-- Start of Records shown --
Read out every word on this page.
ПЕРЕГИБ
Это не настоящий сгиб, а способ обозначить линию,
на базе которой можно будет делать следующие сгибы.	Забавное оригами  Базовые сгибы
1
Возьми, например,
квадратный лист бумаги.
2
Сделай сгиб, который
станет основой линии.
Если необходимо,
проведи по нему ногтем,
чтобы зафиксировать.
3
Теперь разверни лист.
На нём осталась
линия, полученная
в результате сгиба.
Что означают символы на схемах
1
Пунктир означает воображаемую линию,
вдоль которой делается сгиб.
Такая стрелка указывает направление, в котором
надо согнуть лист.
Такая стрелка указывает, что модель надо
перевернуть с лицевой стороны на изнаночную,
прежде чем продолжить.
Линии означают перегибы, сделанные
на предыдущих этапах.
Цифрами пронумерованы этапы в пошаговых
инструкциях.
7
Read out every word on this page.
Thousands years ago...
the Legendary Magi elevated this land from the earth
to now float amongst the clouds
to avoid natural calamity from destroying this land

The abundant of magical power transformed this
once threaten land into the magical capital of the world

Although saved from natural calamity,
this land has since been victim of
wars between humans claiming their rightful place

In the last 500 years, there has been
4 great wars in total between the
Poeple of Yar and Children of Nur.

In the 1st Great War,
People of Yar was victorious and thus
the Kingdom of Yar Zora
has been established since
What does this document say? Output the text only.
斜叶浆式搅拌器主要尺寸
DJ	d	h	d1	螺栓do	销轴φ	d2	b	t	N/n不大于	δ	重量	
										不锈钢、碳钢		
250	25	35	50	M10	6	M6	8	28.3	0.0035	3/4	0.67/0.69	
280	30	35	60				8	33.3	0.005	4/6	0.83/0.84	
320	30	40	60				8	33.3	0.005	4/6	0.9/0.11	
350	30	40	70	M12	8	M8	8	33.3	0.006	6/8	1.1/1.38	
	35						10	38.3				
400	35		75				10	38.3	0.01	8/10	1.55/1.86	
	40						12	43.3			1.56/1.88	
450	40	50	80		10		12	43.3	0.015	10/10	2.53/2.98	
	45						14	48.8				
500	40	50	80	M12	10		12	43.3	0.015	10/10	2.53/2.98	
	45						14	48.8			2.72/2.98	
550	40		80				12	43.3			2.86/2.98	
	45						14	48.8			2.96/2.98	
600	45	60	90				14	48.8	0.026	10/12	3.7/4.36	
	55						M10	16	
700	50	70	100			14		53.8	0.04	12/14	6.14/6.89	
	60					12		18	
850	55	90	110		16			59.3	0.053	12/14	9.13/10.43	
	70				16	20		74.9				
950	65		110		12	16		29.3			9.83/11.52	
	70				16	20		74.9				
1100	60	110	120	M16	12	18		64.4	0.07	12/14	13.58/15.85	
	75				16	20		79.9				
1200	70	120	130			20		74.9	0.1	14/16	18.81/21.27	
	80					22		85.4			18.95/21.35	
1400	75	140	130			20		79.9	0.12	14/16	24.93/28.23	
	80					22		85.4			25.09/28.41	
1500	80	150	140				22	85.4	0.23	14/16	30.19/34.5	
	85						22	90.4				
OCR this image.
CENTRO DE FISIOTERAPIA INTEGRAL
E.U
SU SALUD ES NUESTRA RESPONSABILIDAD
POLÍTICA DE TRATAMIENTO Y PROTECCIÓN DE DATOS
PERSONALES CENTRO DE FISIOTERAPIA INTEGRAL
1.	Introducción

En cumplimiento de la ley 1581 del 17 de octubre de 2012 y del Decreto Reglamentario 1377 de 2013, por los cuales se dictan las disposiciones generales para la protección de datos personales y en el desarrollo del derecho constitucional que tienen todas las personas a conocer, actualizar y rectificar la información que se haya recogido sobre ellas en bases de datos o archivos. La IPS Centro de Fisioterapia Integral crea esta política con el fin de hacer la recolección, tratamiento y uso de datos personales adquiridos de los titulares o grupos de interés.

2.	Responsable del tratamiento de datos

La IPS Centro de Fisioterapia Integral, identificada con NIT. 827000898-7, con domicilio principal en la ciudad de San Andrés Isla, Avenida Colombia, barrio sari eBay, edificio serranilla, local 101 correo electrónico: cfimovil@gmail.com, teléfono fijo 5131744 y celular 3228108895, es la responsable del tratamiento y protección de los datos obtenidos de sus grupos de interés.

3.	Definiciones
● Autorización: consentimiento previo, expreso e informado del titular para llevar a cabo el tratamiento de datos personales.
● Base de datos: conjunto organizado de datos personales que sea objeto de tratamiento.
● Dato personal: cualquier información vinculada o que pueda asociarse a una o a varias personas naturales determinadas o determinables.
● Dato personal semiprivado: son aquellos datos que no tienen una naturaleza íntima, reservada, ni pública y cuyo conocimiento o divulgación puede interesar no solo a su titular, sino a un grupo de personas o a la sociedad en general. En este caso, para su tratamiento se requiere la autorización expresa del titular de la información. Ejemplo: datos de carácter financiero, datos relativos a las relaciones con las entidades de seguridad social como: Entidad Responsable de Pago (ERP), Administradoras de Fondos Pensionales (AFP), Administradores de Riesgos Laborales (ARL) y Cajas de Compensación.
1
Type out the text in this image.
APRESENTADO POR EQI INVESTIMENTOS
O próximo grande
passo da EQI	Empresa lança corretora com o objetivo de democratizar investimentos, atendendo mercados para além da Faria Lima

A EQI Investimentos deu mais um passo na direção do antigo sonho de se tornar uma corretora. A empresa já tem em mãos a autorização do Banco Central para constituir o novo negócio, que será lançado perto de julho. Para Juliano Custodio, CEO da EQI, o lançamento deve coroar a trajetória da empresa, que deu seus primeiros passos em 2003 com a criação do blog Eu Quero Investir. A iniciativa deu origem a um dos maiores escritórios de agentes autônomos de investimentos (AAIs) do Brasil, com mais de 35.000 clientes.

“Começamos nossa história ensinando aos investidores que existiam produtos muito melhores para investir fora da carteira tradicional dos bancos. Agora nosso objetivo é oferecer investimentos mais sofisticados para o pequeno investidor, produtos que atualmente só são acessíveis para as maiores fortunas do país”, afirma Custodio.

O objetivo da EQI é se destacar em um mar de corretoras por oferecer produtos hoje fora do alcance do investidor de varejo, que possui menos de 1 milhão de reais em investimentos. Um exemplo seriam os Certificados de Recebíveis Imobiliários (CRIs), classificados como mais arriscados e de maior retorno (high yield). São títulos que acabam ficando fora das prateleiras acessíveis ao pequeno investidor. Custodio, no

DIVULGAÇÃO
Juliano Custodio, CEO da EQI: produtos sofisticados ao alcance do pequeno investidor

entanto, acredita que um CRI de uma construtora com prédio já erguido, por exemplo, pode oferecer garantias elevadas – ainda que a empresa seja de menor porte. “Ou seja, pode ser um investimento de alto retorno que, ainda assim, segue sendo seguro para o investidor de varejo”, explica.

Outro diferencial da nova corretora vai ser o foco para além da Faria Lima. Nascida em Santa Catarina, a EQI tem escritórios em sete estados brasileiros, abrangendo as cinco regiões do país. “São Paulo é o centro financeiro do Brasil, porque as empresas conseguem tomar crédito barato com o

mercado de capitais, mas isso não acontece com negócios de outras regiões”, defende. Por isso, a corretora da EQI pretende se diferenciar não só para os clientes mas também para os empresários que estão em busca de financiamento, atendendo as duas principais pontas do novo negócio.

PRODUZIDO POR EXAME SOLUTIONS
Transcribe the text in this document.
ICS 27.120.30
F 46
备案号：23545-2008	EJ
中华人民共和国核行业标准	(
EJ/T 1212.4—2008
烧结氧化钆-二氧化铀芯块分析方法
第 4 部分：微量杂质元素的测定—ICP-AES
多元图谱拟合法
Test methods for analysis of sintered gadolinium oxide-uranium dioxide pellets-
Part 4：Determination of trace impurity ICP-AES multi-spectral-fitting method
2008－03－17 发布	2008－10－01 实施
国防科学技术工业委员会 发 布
-- End of Records shown --
- **Exercise prompt**:
Transcribe the whole listing with nothing added or left out.

- **Answer for this exercise**:
Read out every word on this page.
ПЕРЕГИБ
Это не настоящий сгиб, а способ обозначить линию,
на базе которой можно будет делать следующие сгибы.	Забавное оригами  Базовые сгибы
1
Возьми, например,
квадратный лист бумаги.
2
Сделай сгиб, который
станет основой линии.
Если необходимо,
проведи по нему ногтем,
чтобы зафиксировать.
3
Теперь разверни лист.
На нём осталась
линия, полученная
в результате сгиба.
Что означают символы на схемах
1
Пунктир означает воображаемую линию,
вдоль которой делается сгиб.
Такая стрелка указывает направление, в котором
надо согнуть лист.
Такая стрелка указывает, что модель надо
перевернуть с лицевой стороны на изнаночную,
прежде чем продолжить.
Линии означают перегибы, сделанные
на предыдущих этапах.
Цифрами пронумерованы этапы в пошаговых
инструкциях.
7
Read out every word on this page.
Thousands years ago...
the Legendary Magi elevated this land from the earth
to now float amongst the clouds
to avoid natural calamity from destroying this land

The abundant of magical power transformed this
once threaten land into the magical capital of the world

Although saved from natural calamity,
this land has since been victim of
wars between humans claiming their rightful place

In the last 500 years, there has been
4 great wars in total between the
Poeple of Yar and Children of Nur.

In the 1st Great War,
People of Yar was victorious and thus
the Kingdom of Yar Zora
has been established since
What does this document say? Output the text only.
斜叶浆式搅拌器主要尺寸
DJ	d	h	d1	螺栓do	销轴φ	d2	b	t	N/n不大于	δ	重量	
										不锈钢、碳钢		
250	25	35	50	M10	6	M6	8	28.3	0.0035	3/4	0.67/0.69	
280	30	35	60				8	33.3	0.005	4/6	0.83/0.84	
320	30	40	60				8	33.3	0.005	4/6	0.9/0.11	
350	30	40	70	M12	8	M8	8	33.3	0.006	6/8	1.1/1.38	
	35						10	38.3				
400	35		75				10	38.3	0.01	8/10	1.55/1.86	
	40						12	43.3			1.56/1.88	
450	40	50	80		10		12	43.3	0.015	10/10	2.53/2.98	
	45						14	48.8				
500	40	50	80	M12	10		12	43.3	0.015	10/10	2.53/2.98	
	45						14	48.8			2.72/2.98	
550	40		80				12	43.3			2.86/2.98	
	45						14	48.8			2.96/2.98	
600	45	60	90				14	48.8	0.026	10/12	3.7/4.36	
	55						M10	16	
700	50	70	100			14		53.8	0.04	12/14	6.14/6.89	
	60					12		18	
850	55	90	110		16			59.3	0.053	12/14	9.13/10.43	
	70				16	20		74.9				
950	65		110		12	16		29.3			9.83/11.52	
	70				16	20		74.9				
1100	60	110	120	M16	12	18		64.4	0.07	12/14	13.58/15.85	
	75				16	20		79.9				
1200	70	120	130			20		74.9	0.1	14/16	18.81/21.27	
	80					22		85.4			18.95/21.35	
1400	75	140	130			20		79.9	0.12	14/16	24.93/28.23	
	80					22		85.4			25.09/28.41	
1500	80	150	140				22	85.4	0.23	14/16	30.19/34.5	
	85						22	90.4				
OCR this image.
CENTRO DE FISIOTERAPIA INTEGRAL
E.U
SU SALUD ES NUESTRA RESPONSABILIDAD
POLÍTICA DE TRATAMIENTO Y PROTECCIÓN DE DATOS
PERSONALES CENTRO DE FISIOTERAPIA INTEGRAL
1.	Introducción

En cumplimiento de la ley 1581 del 17 de octubre de 2012 y del Decreto Reglamentario 1377 de 2013, por los cuales se dictan las disposiciones generales para la protección de datos personales y en el desarrollo del derecho constitucional que tienen todas las personas a conocer, actualizar y rectificar la información que se haya recogido sobre ellas en bases de datos o archivos. La IPS Centro de Fisioterapia Integral crea esta política con el fin de hacer la recolección, tratamiento y uso de datos personales adquiridos de los titulares o grupos de interés.

2.	Responsable del tratamiento de datos

La IPS Centro de Fisioterapia Integral, identificada con NIT. 827000898-7, con domicilio principal en la ciudad de San Andrés Isla, Avenida Colombia, barrio sari eBay, edificio serranilla, local 101 correo electrónico: cfimovil@gmail.com, teléfono fijo 5131744 y celular 3228108895, es la responsable del tratamiento y protección de los datos obtenidos de sus grupos de interés.

3.	Definiciones
● Autorización: consentimiento previo, expreso e informado del titular para llevar a cabo el tratamiento de datos personales.
● Base de datos: conjunto organizado de datos personales que sea objeto de tratamiento.
● Dato personal: cualquier información vinculada o que pueda asociarse a una o a varias personas naturales determinadas o determinables.
● Dato personal semiprivado: son aquellos datos que no tienen una naturaleza íntima, reservada, ni pública y cuyo conocimiento o divulgación puede interesar no solo a su titular, sino a un grupo de personas o a la sociedad en general. En este caso, para su tratamiento se requiere la autorización expresa del titular de la información. Ejemplo: datos de carácter financiero, datos relativos a las relaciones con las entidades de seguridad social como: Entidad Responsable de Pago (ERP), Administradoras de Fondos Pensionales (AFP), Administradores de Riesgos Laborales (ARL) y Cajas de Compensación.
1
Type out the text in this image.
APRESENTADO POR EQI INVESTIMENTOS
O próximo grande
passo da EQI	Empresa lança corretora com o objetivo de democratizar investimentos, atendendo mercados para além da Faria Lima

A EQI Investimentos deu mais um passo na direção do antigo sonho de se tornar uma corretora. A empresa já tem em mãos a autorização do Banco Central para constituir o novo negócio, que será lançado perto de julho. Para Juliano Custodio, CEO da EQI, o lançamento deve coroar a trajetória da empresa, que deu seus primeiros passos em 2003 com a criação do blog Eu Quero Investir. A iniciativa deu origem a um dos maiores escritórios de agentes autônomos de investimentos (AAIs) do Brasil, com mais de 35.000 clientes.

“Começamos nossa história ensinando aos investidores que existiam produtos muito melhores para investir fora da carteira tradicional dos bancos. Agora nosso objetivo é oferecer investimentos mais sofisticados para o pequeno investidor, produtos que atualmente só são acessíveis para as maiores fortunas do país”, afirma Custodio.

O objetivo da EQI é se destacar em um mar de corretoras por oferecer produtos hoje fora do alcance do investidor de varejo, que possui menos de 1 milhão de reais em investimentos. Um exemplo seriam os Certificados de Recebíveis Imobiliários (CRIs), classificados como mais arriscados e de maior retorno (high yield). São títulos que acabam ficando fora das prateleiras acessíveis ao pequeno investidor. Custodio, no

DIVULGAÇÃO
Juliano Custodio, CEO da EQI: produtos sofisticados ao alcance do pequeno investidor

entanto, acredita que um CRI de uma construtora com prédio já erguido, por exemplo, pode oferecer garantias elevadas – ainda que a empresa seja de menor porte. “Ou seja, pode ser um investimento de alto retorno que, ainda assim, segue sendo seguro para o investidor de varejo”, explica.

Outro diferencial da nova corretora vai ser o foco para além da Faria Lima. Nascida em Santa Catarina, a EQI tem escritórios em sete estados brasileiros, abrangendo as cinco regiões do país. “São Paulo é o centro financeiro do Brasil, porque as empresas conseguem tomar crédito barato com o

mercado de capitais, mas isso não acontece com negócios de outras regiões”, defende. Por isso, a corretora da EQI pretende se diferenciar não só para os clientes mas também para os empresários que estão em busca de financiamento, atendendo as duas principais pontas do novo negócio.

PRODUZIDO POR EXAME SOLUTIONS
Transcribe the text in this document.
ICS 27.120.30
F 46
备案号：23545-2008	EJ
中华人民共和国核行业标准	(
EJ/T 1212.4—2008
烧结氧化钆-二氧化铀芯块分析方法
第 4 部分：微量杂质元素的测定—ICP-AES
多元图谱拟合法
Test methods for analysis of sintered gadolinium oxide-uranium dioxide pellets-
Part 4：Determination of trace impurity ICP-AES multi-spectral-fitting method
2008－03－17 发布	2008－10－01 实施
国防科学技术工业委员会 发 布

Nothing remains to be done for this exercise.